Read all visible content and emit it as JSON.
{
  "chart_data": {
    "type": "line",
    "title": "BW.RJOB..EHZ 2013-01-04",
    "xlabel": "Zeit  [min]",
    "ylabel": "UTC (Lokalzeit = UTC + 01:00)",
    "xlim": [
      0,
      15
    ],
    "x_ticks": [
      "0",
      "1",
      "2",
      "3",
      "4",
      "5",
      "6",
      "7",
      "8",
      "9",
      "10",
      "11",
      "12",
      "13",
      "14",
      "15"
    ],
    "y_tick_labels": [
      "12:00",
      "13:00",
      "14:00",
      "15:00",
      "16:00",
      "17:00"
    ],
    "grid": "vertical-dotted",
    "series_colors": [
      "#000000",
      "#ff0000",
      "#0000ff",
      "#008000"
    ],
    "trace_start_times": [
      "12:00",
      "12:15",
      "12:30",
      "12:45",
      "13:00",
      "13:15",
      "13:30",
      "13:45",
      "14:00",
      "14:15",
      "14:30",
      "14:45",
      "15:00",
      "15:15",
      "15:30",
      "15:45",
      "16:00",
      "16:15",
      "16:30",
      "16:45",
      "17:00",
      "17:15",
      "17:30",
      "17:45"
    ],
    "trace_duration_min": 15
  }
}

• [WHAT IS ASKED]:
Every entry above should be retyped exactly as shown.

• [WRITTEN REPLY]:
Read all visible content and emit it as JSON.
{
  "chart_data": {
    "type": "line",
    "title": "BW.RJOB..EHZ 2013-01-04",
    "xlabel": "Zeit  [min]",
    "ylabel": "UTC (Lokalzeit = UTC + 01:00)",
    "xlim": [
      0,
      15
    ],
    "x_ticks": [
      "0",
      "1",
      "2",
      "3",
      "4",
      "5",
      "6",
      "7",
      "8",
      "9",
      "10",
      "11",
      "12",
      "13",
      "14",
      "15"
    ],
    "y_tick_labels": [
      "12:00",
      "13:00",
      "14:00",
      "15:00",
      "16:00",
      "17:00"
    ],
    "grid": "vertical-dotted",
    "series_colors": [
      "#000000",
      "#ff0000",
      "#0000ff",
      "#008000"
    ],
    "trace_start_times": [
      "12:00",
      "12:15",
      "12:30",
      "12:45",
      "13:00",
      "13:15",
      "13:30",
      "13:45",
      "14:00",
      "14:15",
      "14:30",
      "14:45",
      "15:00",
      "15:15",
      "15:30",
      "15:45",
      "16:00",
      "16:15",
      "16:30",
      "16:45",
      "17:00",
      "17:15",
      "17:30",
      "17:45"
    ],
    "trace_duration_min": 15
  }
}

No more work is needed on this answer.